## Aim of the task
Your task is to transcribe the data in full.

## Input for this task

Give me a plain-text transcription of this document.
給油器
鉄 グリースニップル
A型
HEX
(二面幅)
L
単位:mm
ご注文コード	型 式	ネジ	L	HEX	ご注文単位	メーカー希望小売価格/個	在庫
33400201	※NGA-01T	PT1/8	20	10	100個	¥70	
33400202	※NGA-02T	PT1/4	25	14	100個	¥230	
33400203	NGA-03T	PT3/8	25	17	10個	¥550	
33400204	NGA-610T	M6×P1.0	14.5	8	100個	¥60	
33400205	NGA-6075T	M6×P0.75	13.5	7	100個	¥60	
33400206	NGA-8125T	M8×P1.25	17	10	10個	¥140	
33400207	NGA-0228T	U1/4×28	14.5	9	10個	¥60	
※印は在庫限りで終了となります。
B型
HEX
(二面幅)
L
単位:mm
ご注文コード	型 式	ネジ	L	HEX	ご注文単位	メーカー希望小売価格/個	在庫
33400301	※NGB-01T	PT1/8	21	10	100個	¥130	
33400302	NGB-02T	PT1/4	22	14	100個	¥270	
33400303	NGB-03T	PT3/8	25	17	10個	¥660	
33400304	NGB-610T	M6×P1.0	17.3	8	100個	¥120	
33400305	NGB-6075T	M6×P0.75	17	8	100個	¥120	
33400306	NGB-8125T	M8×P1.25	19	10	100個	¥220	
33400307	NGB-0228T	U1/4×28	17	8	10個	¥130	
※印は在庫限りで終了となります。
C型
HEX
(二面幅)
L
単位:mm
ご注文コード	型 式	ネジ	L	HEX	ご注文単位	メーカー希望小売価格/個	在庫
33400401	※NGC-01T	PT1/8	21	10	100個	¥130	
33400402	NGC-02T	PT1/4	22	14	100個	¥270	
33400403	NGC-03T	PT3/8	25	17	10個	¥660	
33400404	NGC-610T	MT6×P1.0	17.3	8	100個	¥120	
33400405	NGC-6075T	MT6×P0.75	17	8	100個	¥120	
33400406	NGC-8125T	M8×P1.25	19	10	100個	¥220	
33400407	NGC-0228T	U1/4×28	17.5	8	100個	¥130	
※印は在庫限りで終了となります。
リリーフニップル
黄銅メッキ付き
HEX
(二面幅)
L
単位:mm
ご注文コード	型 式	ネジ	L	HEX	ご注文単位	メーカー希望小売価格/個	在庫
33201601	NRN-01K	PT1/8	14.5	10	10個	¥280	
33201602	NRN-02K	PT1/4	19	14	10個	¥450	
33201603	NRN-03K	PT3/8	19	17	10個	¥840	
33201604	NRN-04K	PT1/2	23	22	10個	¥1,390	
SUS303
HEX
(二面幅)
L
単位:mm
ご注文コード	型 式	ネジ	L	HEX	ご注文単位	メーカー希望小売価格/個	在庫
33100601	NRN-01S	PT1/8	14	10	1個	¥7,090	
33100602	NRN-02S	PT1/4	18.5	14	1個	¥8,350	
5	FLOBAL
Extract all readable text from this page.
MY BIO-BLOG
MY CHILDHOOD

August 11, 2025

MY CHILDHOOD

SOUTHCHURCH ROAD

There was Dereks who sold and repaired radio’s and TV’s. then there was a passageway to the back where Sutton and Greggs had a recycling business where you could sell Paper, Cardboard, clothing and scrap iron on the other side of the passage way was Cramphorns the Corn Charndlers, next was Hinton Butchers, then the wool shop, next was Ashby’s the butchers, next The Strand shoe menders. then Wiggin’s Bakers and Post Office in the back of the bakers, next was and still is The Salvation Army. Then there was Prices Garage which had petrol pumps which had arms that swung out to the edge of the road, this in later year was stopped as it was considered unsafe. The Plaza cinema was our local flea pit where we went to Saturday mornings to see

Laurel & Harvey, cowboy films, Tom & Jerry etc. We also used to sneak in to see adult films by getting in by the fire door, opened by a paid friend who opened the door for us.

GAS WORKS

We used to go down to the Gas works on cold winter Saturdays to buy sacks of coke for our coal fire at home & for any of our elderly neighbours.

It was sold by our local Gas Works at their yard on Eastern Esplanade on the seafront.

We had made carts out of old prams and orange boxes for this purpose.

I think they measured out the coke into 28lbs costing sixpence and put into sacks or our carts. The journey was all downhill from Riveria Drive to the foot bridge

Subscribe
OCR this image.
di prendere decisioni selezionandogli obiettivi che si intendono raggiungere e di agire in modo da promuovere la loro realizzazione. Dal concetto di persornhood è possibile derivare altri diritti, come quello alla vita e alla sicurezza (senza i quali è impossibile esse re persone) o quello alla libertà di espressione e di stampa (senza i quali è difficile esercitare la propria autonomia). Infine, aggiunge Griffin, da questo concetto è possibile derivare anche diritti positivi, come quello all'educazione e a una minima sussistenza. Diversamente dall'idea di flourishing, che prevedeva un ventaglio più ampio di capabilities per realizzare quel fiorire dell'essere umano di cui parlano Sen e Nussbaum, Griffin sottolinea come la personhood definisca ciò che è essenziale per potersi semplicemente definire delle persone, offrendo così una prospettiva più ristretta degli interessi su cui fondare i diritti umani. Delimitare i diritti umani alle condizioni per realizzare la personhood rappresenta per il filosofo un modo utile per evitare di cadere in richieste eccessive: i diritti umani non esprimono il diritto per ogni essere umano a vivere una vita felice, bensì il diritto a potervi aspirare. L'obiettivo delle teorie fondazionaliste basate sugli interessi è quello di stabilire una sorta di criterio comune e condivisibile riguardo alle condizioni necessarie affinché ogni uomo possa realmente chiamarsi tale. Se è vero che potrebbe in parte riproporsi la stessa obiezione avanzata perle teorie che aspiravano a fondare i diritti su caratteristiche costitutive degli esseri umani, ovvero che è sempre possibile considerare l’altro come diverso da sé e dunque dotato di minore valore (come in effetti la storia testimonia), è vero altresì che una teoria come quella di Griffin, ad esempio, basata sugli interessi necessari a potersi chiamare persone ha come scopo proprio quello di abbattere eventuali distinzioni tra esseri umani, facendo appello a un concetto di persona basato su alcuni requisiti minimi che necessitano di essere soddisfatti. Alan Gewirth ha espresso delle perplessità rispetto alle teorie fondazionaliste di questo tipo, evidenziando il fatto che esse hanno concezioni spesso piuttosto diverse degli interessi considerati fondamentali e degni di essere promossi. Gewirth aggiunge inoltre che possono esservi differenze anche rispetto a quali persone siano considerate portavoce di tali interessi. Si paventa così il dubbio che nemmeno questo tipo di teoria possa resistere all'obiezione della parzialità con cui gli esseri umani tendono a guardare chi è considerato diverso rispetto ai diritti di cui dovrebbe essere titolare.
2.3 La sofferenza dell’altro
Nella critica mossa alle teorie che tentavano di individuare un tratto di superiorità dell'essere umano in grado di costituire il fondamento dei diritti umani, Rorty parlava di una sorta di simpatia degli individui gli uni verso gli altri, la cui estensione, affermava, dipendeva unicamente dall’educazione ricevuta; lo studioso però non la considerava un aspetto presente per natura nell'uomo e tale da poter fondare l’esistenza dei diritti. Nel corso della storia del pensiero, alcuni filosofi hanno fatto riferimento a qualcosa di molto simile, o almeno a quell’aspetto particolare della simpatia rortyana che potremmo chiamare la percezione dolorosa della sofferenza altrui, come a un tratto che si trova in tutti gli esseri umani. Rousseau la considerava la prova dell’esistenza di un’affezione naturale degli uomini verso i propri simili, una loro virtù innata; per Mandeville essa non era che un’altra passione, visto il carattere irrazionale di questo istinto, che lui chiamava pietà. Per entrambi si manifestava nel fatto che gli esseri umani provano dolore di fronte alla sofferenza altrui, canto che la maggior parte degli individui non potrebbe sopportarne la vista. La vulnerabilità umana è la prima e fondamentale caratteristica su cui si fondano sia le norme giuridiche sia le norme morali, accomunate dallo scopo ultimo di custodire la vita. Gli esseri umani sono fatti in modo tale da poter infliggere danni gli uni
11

## Solution to this task
Give me a plain-text transcription of this document.
給油器
鉄 グリースニップル
A型
HEX
(二面幅)
L
単位:mm
ご注文コード	型 式	ネジ	L	HEX	ご注文単位	メーカー希望小売価格/個	在庫
33400201	※NGA-01T	PT1/8	20	10	100個	¥70	
33400202	※NGA-02T	PT1/4	25	14	100個	¥230	
33400203	NGA-03T	PT3/8	25	17	10個	¥550	
33400204	NGA-610T	M6×P1.0	14.5	8	100個	¥60	
33400205	NGA-6075T	M6×P0.75	13.5	7	100個	¥60	
33400206	NGA-8125T	M8×P1.25	17	10	10個	¥140	
33400207	NGA-0228T	U1/4×28	14.5	9	10個	¥60	
※印は在庫限りで終了となります。
B型
HEX
(二面幅)
L
単位:mm
ご注文コード	型 式	ネジ	L	HEX	ご注文単位	メーカー希望小売価格/個	在庫
33400301	※NGB-01T	PT1/8	21	10	100個	¥130	
33400302	NGB-02T	PT1/4	22	14	100個	¥270	
33400303	NGB-03T	PT3/8	25	17	10個	¥660	
33400304	NGB-610T	M6×P1.0	17.3	8	100個	¥120	
33400305	NGB-6075T	M6×P0.75	17	8	100個	¥120	
33400306	NGB-8125T	M8×P1.25	19	10	100個	¥220	
33400307	NGB-0228T	U1/4×28	17	8	10個	¥130	
※印は在庫限りで終了となります。
C型
HEX
(二面幅)
L
単位:mm
ご注文コード	型 式	ネジ	L	HEX	ご注文単位	メーカー希望小売価格/個	在庫
33400401	※NGC-01T	PT1/8	21	10	100個	¥130	
33400402	NGC-02T	PT1/4	22	14	100個	¥270	
33400403	NGC-03T	PT3/8	25	17	10個	¥660	
33400404	NGC-610T	MT6×P1.0	17.3	8	100個	¥120	
33400405	NGC-6075T	MT6×P0.75	17	8	100個	¥120	
33400406	NGC-8125T	M8×P1.25	19	10	100個	¥220	
33400407	NGC-0228T	U1/4×28	17.5	8	100個	¥130	
※印は在庫限りで終了となります。
リリーフニップル
黄銅メッキ付き
HEX
(二面幅)
L
単位:mm
ご注文コード	型 式	ネジ	L	HEX	ご注文単位	メーカー希望小売価格/個	在庫
33201601	NRN-01K	PT1/8	14.5	10	10個	¥280	
33201602	NRN-02K	PT1/4	19	14	10個	¥450	
33201603	NRN-03K	PT3/8	19	17	10個	¥840	
33201604	NRN-04K	PT1/2	23	22	10個	¥1,390	
SUS303
HEX
(二面幅)
L
単位:mm
ご注文コード	型 式	ネジ	L	HEX	ご注文単位	メーカー希望小売価格/個	在庫
33100601	NRN-01S	PT1/8	14	10	1個	¥7,090	
33100602	NRN-02S	PT1/4	18.5	14	1個	¥8,350	
5	FLOBAL
Extract all readable text from this page.
MY BIO-BLOG
MY CHILDHOOD

August 11, 2025

MY CHILDHOOD

SOUTHCHURCH ROAD

There was Dereks who sold and repaired radio’s and TV’s. then there was a passageway to the back where Sutton and Greggs had a recycling business where you could sell Paper, Cardboard, clothing and scrap iron on the other side of the passage way was Cramphorns the Corn Charndlers, next was Hinton Butchers, then the wool shop, next was Ashby’s the butchers, next The Strand shoe menders. then Wiggin’s Bakers and Post Office in the back of the bakers, next was and still is The Salvation Army. Then there was Prices Garage which had petrol pumps which had arms that swung out to the edge of the road, this in later year was stopped as it was considered unsafe. The Plaza cinema was our local flea pit where we went to Saturday mornings to see

Laurel & Harvey, cowboy films, Tom & Jerry etc. We also used to sneak in to see adult films by getting in by the fire door, opened by a paid friend who opened the door for us.

GAS WORKS

We used to go down to the Gas works on cold winter Saturdays to buy sacks of coke for our coal fire at home & for any of our elderly neighbours.

It was sold by our local Gas Works at their yard on Eastern Esplanade on the seafront.

We had made carts out of old prams and orange boxes for this purpose.

I think they measured out the coke into 28lbs costing sixpence and put into sacks or our carts. The journey was all downhill from Riveria Drive to the foot bridge

Subscribe
OCR this image.
di prendere decisioni selezionandogli obiettivi che si intendono raggiungere e di agire in modo da promuovere la loro realizzazione. Dal concetto di persornhood è possibile derivare altri diritti, come quello alla vita e alla sicurezza (senza i quali è impossibile esse re persone) o quello alla libertà di espressione e di stampa (senza i quali è difficile esercitare la propria autonomia). Infine, aggiunge Griffin, da questo concetto è possibile derivare anche diritti positivi, come quello all'educazione e a una minima sussistenza. Diversamente dall'idea di flourishing, che prevedeva un ventaglio più ampio di capabilities per realizzare quel fiorire dell'essere umano di cui parlano Sen e Nussbaum, Griffin sottolinea come la personhood definisca ciò che è essenziale per potersi semplicemente definire delle persone, offrendo così una prospettiva più ristretta degli interessi su cui fondare i diritti umani. Delimitare i diritti umani alle condizioni per realizzare la personhood rappresenta per il filosofo un modo utile per evitare di cadere in richieste eccessive: i diritti umani non esprimono il diritto per ogni essere umano a vivere una vita felice, bensì il diritto a potervi aspirare. L'obiettivo delle teorie fondazionaliste basate sugli interessi è quello di stabilire una sorta di criterio comune e condivisibile riguardo alle condizioni necessarie affinché ogni uomo possa realmente chiamarsi tale. Se è vero che potrebbe in parte riproporsi la stessa obiezione avanzata perle teorie che aspiravano a fondare i diritti su caratteristiche costitutive degli esseri umani, ovvero che è sempre possibile considerare l’altro come diverso da sé e dunque dotato di minore valore (come in effetti la storia testimonia), è vero altresì che una teoria come quella di Griffin, ad esempio, basata sugli interessi necessari a potersi chiamare persone ha come scopo proprio quello di abbattere eventuali distinzioni tra esseri umani, facendo appello a un concetto di persona basato su alcuni requisiti minimi che necessitano di essere soddisfatti. Alan Gewirth ha espresso delle perplessità rispetto alle teorie fondazionaliste di questo tipo, evidenziando il fatto che esse hanno concezioni spesso piuttosto diverse degli interessi considerati fondamentali e degni di essere promossi. Gewirth aggiunge inoltre che possono esservi differenze anche rispetto a quali persone siano considerate portavoce di tali interessi. Si paventa così il dubbio che nemmeno questo tipo di teoria possa resistere all'obiezione della parzialità con cui gli esseri umani tendono a guardare chi è considerato diverso rispetto ai diritti di cui dovrebbe essere titolare.
2.3 La sofferenza dell’altro
Nella critica mossa alle teorie che tentavano di individuare un tratto di superiorità dell'essere umano in grado di costituire il fondamento dei diritti umani, Rorty parlava di una sorta di simpatia degli individui gli uni verso gli altri, la cui estensione, affermava, dipendeva unicamente dall’educazione ricevuta; lo studioso però non la considerava un aspetto presente per natura nell'uomo e tale da poter fondare l’esistenza dei diritti. Nel corso della storia del pensiero, alcuni filosofi hanno fatto riferimento a qualcosa di molto simile, o almeno a quell’aspetto particolare della simpatia rortyana che potremmo chiamare la percezione dolorosa della sofferenza altrui, come a un tratto che si trova in tutti gli esseri umani. Rousseau la considerava la prova dell’esistenza di un’affezione naturale degli uomini verso i propri simili, una loro virtù innata; per Mandeville essa non era che un’altra passione, visto il carattere irrazionale di questo istinto, che lui chiamava pietà. Per entrambi si manifestava nel fatto che gli esseri umani provano dolore di fronte alla sofferenza altrui, canto che la maggior parte degli individui non potrebbe sopportarne la vista. La vulnerabilità umana è la prima e fondamentale caratteristica su cui si fondano sia le norme giuridiche sia le norme morali, accomunate dallo scopo ultimo di custodire la vita. Gli esseri umani sono fatti in modo tale da poter infliggere danni gli uni
11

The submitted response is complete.